> Exercise: For the string "ansluten", find every matching line in the records and copy it.

--- Information given ---

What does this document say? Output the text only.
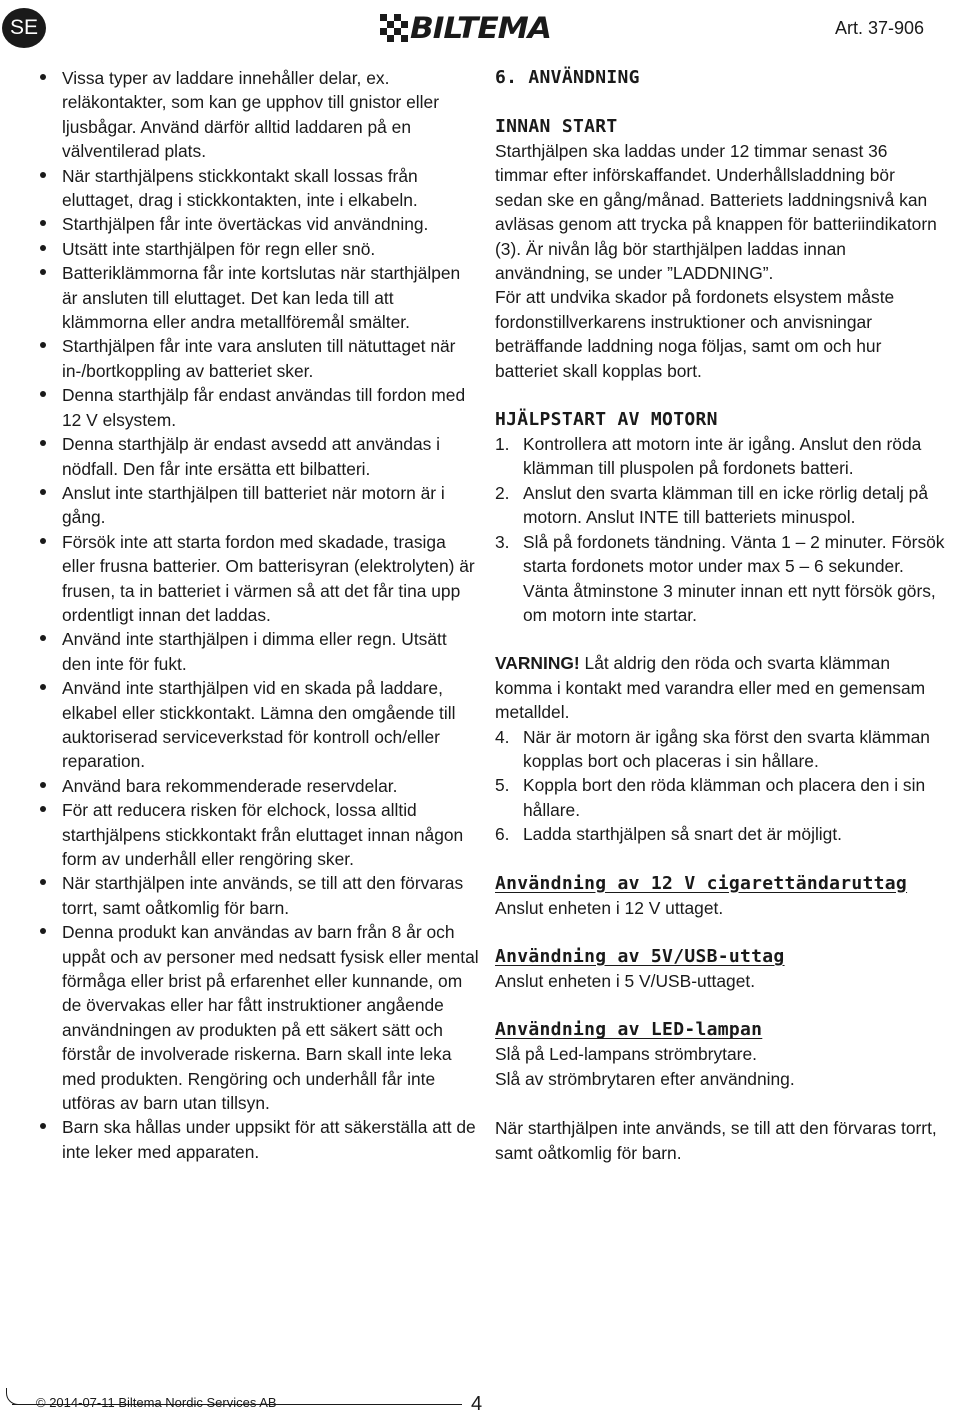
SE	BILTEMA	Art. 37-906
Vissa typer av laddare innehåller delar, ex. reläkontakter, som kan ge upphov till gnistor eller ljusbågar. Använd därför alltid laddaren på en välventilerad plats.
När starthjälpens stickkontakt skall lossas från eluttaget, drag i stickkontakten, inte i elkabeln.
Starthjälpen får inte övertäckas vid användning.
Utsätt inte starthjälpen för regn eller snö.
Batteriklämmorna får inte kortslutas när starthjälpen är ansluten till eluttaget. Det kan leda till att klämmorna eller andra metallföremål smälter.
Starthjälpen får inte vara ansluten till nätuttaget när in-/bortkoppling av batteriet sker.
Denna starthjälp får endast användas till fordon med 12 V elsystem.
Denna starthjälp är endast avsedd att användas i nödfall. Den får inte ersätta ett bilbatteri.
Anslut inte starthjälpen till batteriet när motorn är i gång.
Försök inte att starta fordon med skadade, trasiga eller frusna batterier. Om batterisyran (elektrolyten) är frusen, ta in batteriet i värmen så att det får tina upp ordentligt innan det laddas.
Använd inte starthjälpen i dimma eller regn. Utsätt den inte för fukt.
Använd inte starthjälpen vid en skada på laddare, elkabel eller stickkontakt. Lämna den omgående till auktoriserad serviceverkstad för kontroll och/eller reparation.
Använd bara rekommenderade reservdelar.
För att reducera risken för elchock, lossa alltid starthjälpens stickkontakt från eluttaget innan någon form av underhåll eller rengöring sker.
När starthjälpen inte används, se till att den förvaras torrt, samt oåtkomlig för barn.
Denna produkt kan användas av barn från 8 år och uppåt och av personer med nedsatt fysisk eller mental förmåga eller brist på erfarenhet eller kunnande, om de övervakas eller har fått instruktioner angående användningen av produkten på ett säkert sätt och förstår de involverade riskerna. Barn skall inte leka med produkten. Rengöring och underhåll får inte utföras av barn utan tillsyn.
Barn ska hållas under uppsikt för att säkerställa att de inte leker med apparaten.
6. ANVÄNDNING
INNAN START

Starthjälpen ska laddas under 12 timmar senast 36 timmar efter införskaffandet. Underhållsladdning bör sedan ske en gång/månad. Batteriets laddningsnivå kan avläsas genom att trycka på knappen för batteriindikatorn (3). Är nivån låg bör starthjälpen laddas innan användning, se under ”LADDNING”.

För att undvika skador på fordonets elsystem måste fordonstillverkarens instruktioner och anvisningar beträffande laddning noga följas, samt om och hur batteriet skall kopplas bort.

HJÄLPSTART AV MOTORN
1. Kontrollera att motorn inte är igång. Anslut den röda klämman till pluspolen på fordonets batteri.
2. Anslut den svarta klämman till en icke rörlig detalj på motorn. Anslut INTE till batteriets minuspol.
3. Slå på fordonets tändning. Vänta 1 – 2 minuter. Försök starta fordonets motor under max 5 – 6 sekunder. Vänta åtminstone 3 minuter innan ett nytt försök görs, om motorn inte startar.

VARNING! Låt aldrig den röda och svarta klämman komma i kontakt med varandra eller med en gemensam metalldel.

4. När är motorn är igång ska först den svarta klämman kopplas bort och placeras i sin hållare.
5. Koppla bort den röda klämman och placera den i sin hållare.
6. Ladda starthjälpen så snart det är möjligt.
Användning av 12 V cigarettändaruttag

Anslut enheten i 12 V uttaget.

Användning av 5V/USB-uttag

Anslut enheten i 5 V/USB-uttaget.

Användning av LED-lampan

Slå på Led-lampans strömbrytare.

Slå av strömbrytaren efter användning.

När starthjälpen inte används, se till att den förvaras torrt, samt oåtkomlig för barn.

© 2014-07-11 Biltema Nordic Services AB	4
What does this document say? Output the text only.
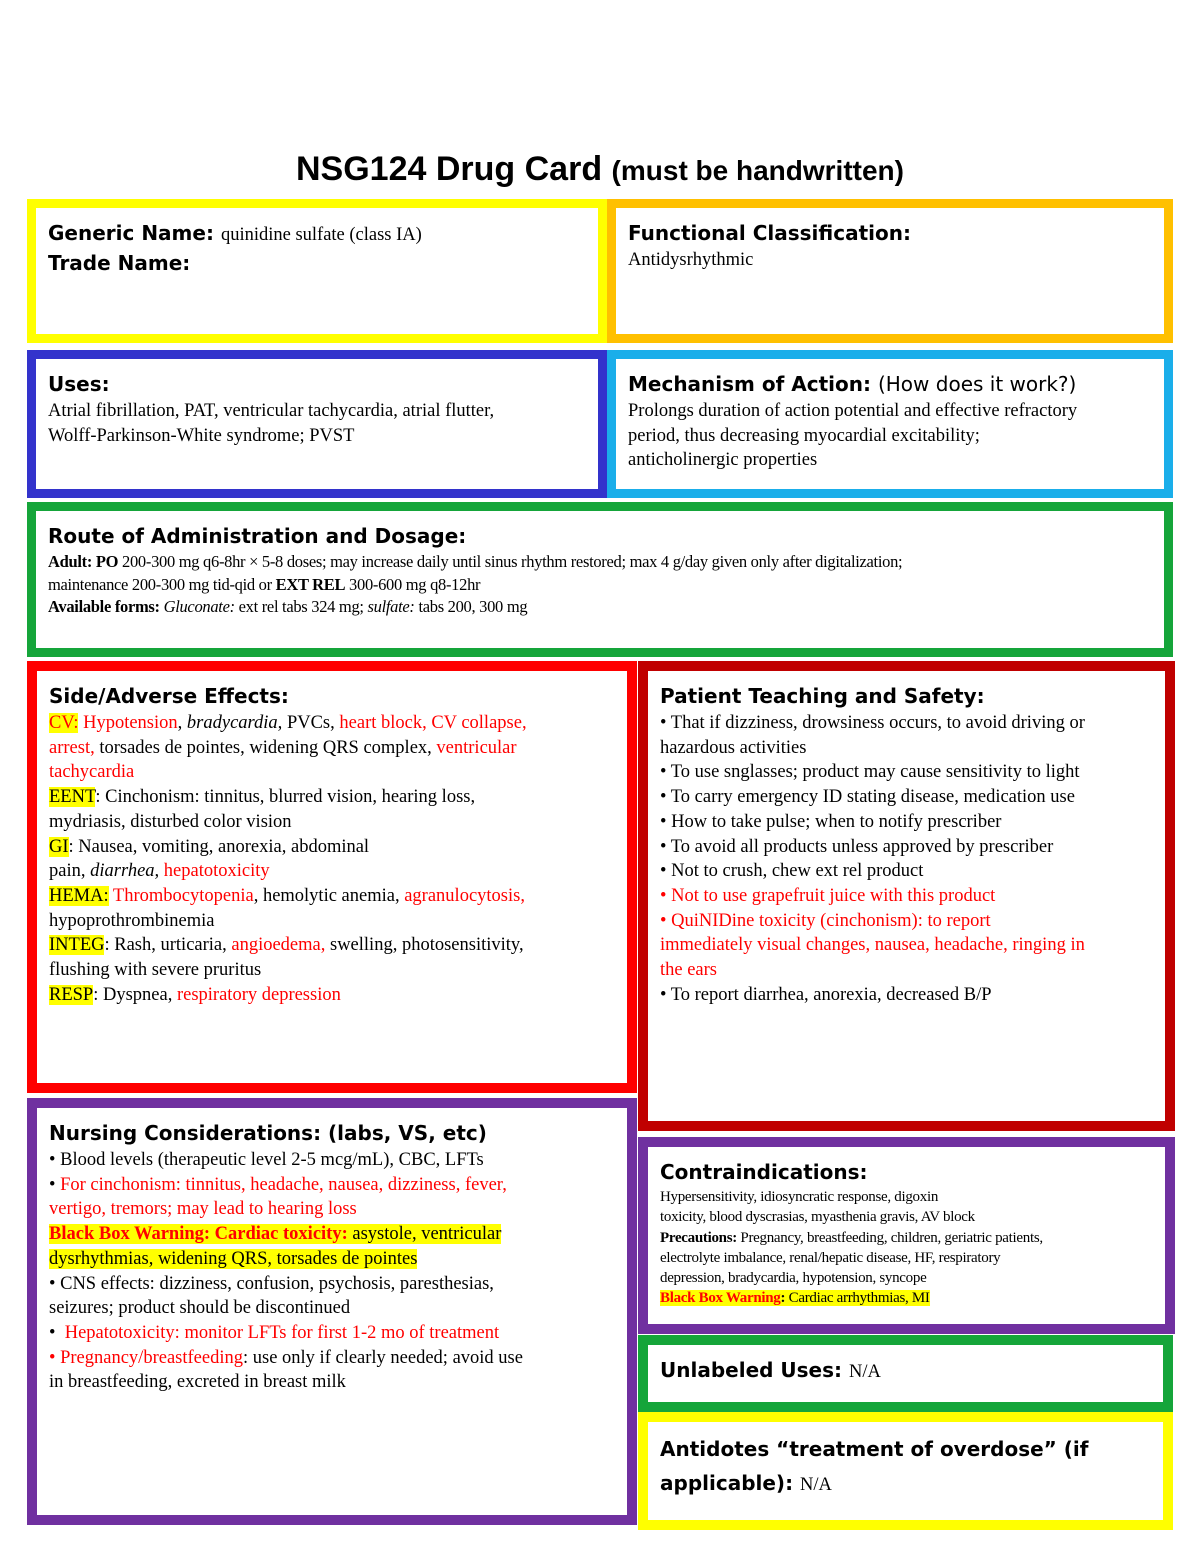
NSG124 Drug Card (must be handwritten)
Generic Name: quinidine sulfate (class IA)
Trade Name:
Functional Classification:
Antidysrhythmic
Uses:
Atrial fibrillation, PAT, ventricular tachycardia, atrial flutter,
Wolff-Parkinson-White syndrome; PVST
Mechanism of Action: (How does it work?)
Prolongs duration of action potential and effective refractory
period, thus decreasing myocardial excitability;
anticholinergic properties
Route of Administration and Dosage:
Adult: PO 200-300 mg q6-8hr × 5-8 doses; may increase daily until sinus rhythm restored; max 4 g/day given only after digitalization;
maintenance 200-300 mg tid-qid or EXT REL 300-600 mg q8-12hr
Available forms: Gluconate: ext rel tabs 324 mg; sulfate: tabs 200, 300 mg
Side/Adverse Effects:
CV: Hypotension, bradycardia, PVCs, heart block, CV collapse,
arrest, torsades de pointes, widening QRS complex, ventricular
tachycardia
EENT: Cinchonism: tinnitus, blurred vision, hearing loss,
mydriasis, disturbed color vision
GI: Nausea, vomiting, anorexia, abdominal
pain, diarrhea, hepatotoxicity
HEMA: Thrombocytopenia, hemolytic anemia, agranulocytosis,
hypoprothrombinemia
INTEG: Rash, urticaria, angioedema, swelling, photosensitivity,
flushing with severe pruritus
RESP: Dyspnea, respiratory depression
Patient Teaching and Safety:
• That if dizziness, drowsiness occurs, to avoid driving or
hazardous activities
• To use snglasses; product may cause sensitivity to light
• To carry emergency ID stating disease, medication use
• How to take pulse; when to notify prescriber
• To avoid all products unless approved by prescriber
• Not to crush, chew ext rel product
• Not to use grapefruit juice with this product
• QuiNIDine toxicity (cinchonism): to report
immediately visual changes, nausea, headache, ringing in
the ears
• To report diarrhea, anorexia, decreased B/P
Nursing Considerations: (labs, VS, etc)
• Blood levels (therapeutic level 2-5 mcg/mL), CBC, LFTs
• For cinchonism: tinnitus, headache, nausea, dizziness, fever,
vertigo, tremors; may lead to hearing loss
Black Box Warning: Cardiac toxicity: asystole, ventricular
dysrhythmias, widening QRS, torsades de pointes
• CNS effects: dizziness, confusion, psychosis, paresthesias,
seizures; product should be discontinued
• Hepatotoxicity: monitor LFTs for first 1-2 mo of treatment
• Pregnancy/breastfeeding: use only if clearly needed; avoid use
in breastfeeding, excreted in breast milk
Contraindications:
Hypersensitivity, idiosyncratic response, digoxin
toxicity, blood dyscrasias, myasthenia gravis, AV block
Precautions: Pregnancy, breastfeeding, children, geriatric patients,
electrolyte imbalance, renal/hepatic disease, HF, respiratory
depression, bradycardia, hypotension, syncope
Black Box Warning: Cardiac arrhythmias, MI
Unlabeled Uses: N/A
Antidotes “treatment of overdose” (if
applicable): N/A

---

> Your response:
Batteriklämmorna får inte kortslutas när starthjälpen är ansluten till eluttaget. Det kan leda till att klämmorna eller andra metallföremål smälter.
Starthjälpen får inte vara ansluten till nätuttaget när in-/bortkoppling av batteriet sker.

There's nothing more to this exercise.